Goal of the exercise → Copy the data that follows exactly. Include no pictures.

>>>

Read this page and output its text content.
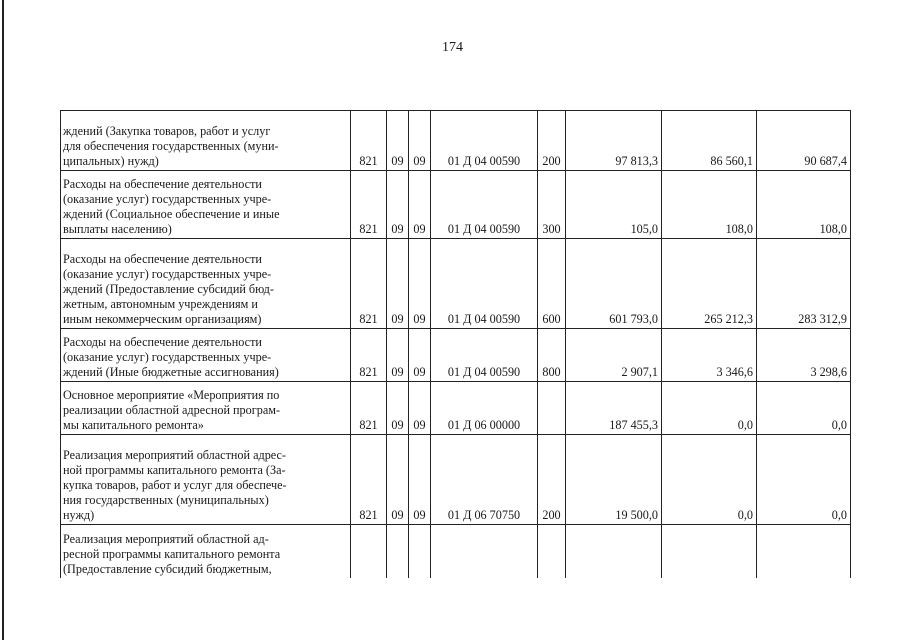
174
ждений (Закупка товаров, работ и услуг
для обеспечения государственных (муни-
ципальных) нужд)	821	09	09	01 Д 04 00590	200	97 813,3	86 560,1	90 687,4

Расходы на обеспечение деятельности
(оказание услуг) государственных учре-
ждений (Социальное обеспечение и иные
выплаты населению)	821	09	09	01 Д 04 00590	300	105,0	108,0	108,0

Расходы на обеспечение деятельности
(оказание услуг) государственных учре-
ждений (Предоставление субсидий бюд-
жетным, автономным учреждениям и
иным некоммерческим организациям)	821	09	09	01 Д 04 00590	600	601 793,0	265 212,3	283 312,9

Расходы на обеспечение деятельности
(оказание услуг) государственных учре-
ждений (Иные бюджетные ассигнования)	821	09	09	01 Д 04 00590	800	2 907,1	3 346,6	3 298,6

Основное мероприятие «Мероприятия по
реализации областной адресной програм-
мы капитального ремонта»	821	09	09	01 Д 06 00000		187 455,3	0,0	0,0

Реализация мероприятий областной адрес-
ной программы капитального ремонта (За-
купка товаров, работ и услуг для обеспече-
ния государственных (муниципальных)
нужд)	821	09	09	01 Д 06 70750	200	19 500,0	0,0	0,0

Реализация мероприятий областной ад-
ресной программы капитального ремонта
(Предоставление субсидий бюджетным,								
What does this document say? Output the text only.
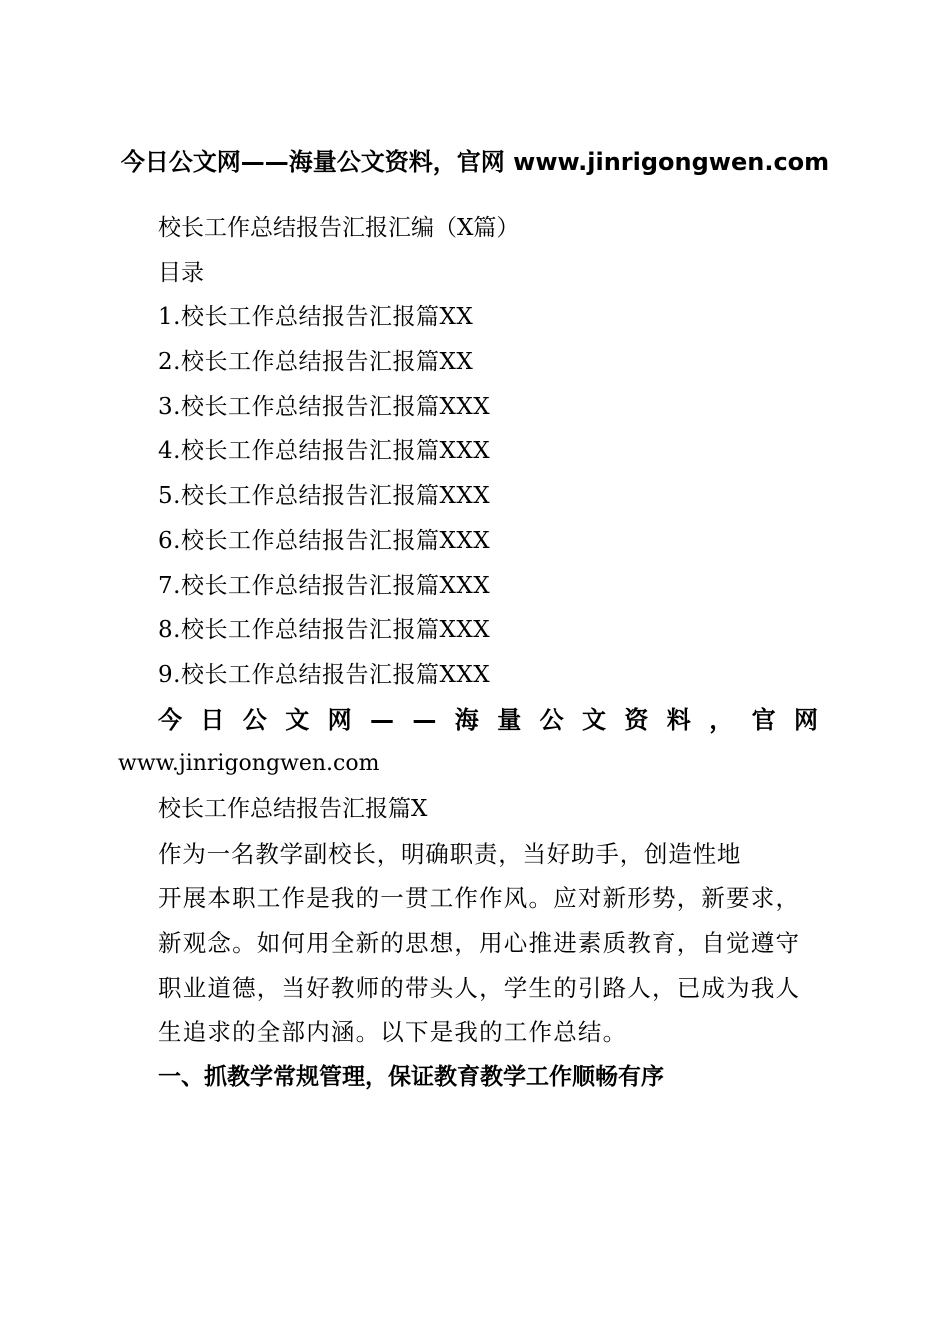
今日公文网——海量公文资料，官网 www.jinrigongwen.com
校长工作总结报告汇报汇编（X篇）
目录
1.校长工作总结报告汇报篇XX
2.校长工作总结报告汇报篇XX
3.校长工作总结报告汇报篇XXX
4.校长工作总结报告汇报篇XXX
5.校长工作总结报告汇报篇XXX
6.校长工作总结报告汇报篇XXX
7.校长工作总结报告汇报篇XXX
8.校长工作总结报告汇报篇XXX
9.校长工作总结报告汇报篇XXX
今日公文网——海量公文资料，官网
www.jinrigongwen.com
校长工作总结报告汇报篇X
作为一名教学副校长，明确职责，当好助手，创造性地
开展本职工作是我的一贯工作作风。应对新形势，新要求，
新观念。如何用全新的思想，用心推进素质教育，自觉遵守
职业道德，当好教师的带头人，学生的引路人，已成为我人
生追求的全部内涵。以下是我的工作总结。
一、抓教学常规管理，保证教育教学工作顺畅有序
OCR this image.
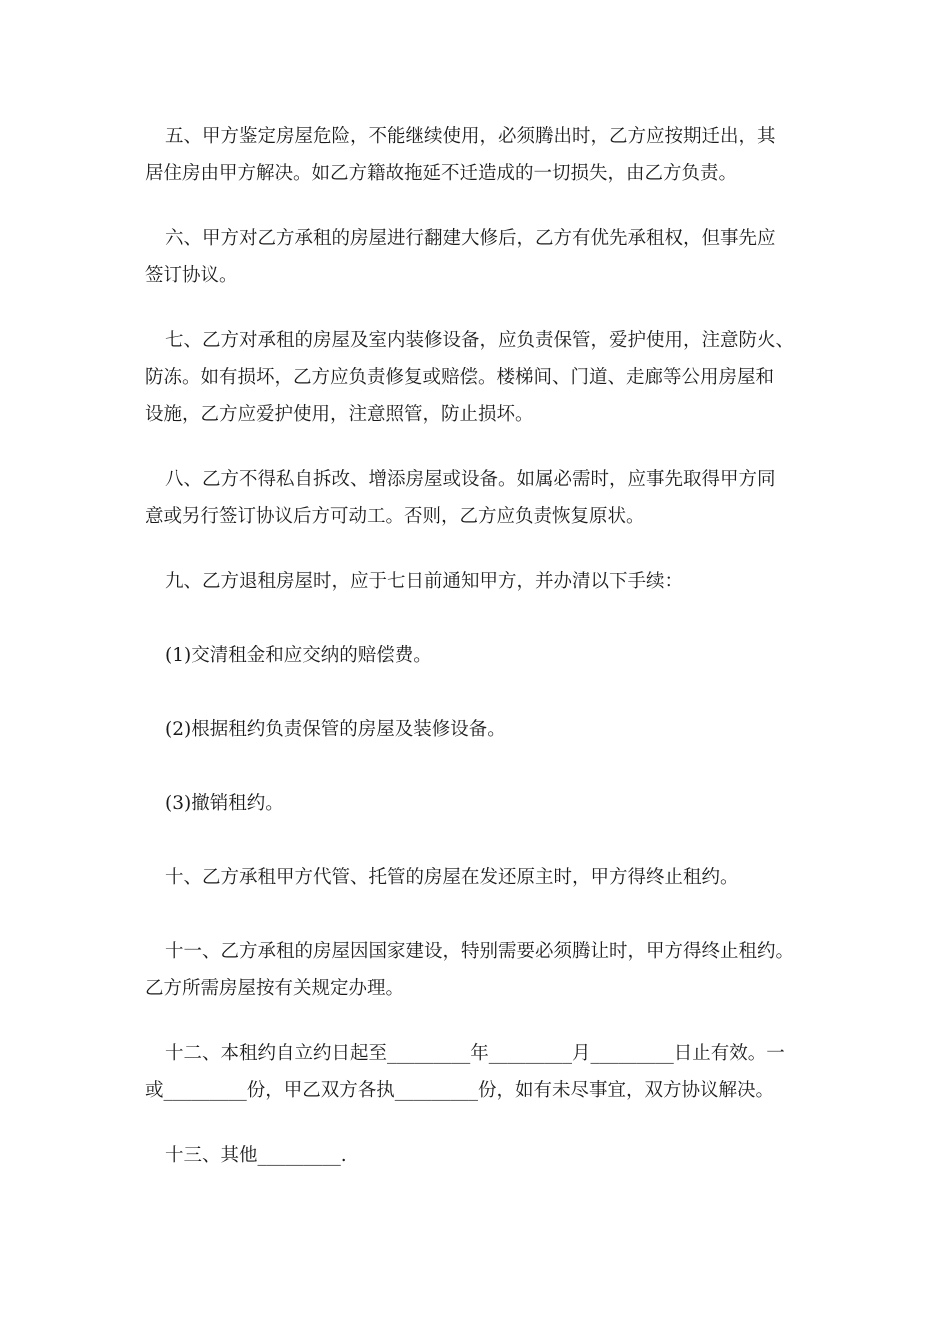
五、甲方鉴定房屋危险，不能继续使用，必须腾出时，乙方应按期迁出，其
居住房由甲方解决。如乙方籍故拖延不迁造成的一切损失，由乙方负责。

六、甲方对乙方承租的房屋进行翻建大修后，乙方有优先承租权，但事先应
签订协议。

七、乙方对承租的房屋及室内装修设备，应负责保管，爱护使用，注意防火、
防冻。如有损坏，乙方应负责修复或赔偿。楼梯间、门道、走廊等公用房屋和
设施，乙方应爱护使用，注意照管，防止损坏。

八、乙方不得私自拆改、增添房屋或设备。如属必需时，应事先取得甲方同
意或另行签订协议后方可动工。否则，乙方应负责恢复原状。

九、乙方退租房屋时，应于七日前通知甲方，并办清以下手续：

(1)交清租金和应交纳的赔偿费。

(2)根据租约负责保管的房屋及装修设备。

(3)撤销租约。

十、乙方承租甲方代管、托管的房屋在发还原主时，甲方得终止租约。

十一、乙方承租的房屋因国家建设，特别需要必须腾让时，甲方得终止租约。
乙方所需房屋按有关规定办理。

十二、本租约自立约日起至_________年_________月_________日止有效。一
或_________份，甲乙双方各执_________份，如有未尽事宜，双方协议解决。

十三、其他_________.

<<<

Answer for the task →
Read this page and output its text content.
174
ждений (Закупка товаров, работ и услуг
для обеспечения государственных (муни-
ципальных) нужд)	821	09	09	01 Д 04 00590	200	97 813,3	86 560,1	90 687,4

Расходы на обеспечение деятельности
(оказание услуг) государственных учре-
ждений (Социальное обеспечение и иные
выплаты населению)	821	09	09	01 Д 04 00590	300	105,0	108,0	108,0

Расходы на обеспечение деятельности
(оказание услуг) государственных учре-
ждений (Предоставление субсидий бюд-
жетным, автономным учреждениям и
иным некоммерческим организациям)	821	09	09	01 Д 04 00590	600	601 793,0	265 212,3	283 312,9

Расходы на обеспечение деятельности
(оказание услуг) государственных учре-
ждений (Иные бюджетные ассигнования)	821	09	09	01 Д 04 00590	800	2 907,1	3 346,6	3 298,6

Основное мероприятие «Мероприятия по
реализации областной адресной програм-
мы капитального ремонта»	821	09	09	01 Д 06 00000		187 455,3	0,0	0,0

Реализация мероприятий областной адрес-
ной программы капитального ремонта (За-
купка товаров, работ и услуг для обеспече-
ния государственных (муниципальных)
нужд)	821	09	09	01 Д 06 70750	200	19 500,0	0,0	0,0

Реализация мероприятий областной ад-
ресной программы капитального ремонта
(Предоставление субсидий бюджетным,								
What does this document say? Output the text only.
今日公文网——海量公文资料，官网 www.jinrigongwen.com
校长工作总结报告汇报汇编（X篇）
目录
1.校长工作总结报告汇报篇XX
2.校长工作总结报告汇报篇XX
3.校长工作总结报告汇报篇XXX
4.校长工作总结报告汇报篇XXX
5.校长工作总结报告汇报篇XXX
6.校长工作总结报告汇报篇XXX
7.校长工作总结报告汇报篇XXX
8.校长工作总结报告汇报篇XXX
9.校长工作总结报告汇报篇XXX
今日公文网——海量公文资料，官网
www.jinrigongwen.com
校长工作总结报告汇报篇X
作为一名教学副校长，明确职责，当好助手，创造性地
开展本职工作是我的一贯工作作风。应对新形势，新要求，
新观念。如何用全新的思想，用心推进素质教育，自觉遵守
职业道德，当好教师的带头人，学生的引路人，已成为我人
生追求的全部内涵。以下是我的工作总结。
一、抓教学常规管理，保证教育教学工作顺畅有序
OCR this image.
五、甲方鉴定房屋危险，不能继续使用，必须腾出时，乙方应按期迁出，其
居住房由甲方解决。如乙方籍故拖延不迁造成的一切损失，由乙方负责。

六、甲方对乙方承租的房屋进行翻建大修后，乙方有优先承租权，但事先应
签订协议。

七、乙方对承租的房屋及室内装修设备，应负责保管，爱护使用，注意防火、
防冻。如有损坏，乙方应负责修复或赔偿。楼梯间、门道、走廊等公用房屋和
设施，乙方应爱护使用，注意照管，防止损坏。

八、乙方不得私自拆改、增添房屋或设备。如属必需时，应事先取得甲方同
意或另行签订协议后方可动工。否则，乙方应负责恢复原状。

九、乙方退租房屋时，应于七日前通知甲方，并办清以下手续：

(1)交清租金和应交纳的赔偿费。

(2)根据租约负责保管的房屋及装修设备。

(3)撤销租约。

十、乙方承租甲方代管、托管的房屋在发还原主时，甲方得终止租约。

十一、乙方承租的房屋因国家建设，特别需要必须腾让时，甲方得终止租约。
乙方所需房屋按有关规定办理。

十二、本租约自立约日起至_________年_________月_________日止有效。一
或_________份，甲乙双方各执_________份，如有未尽事宜，双方协议解决。

十三、其他_________.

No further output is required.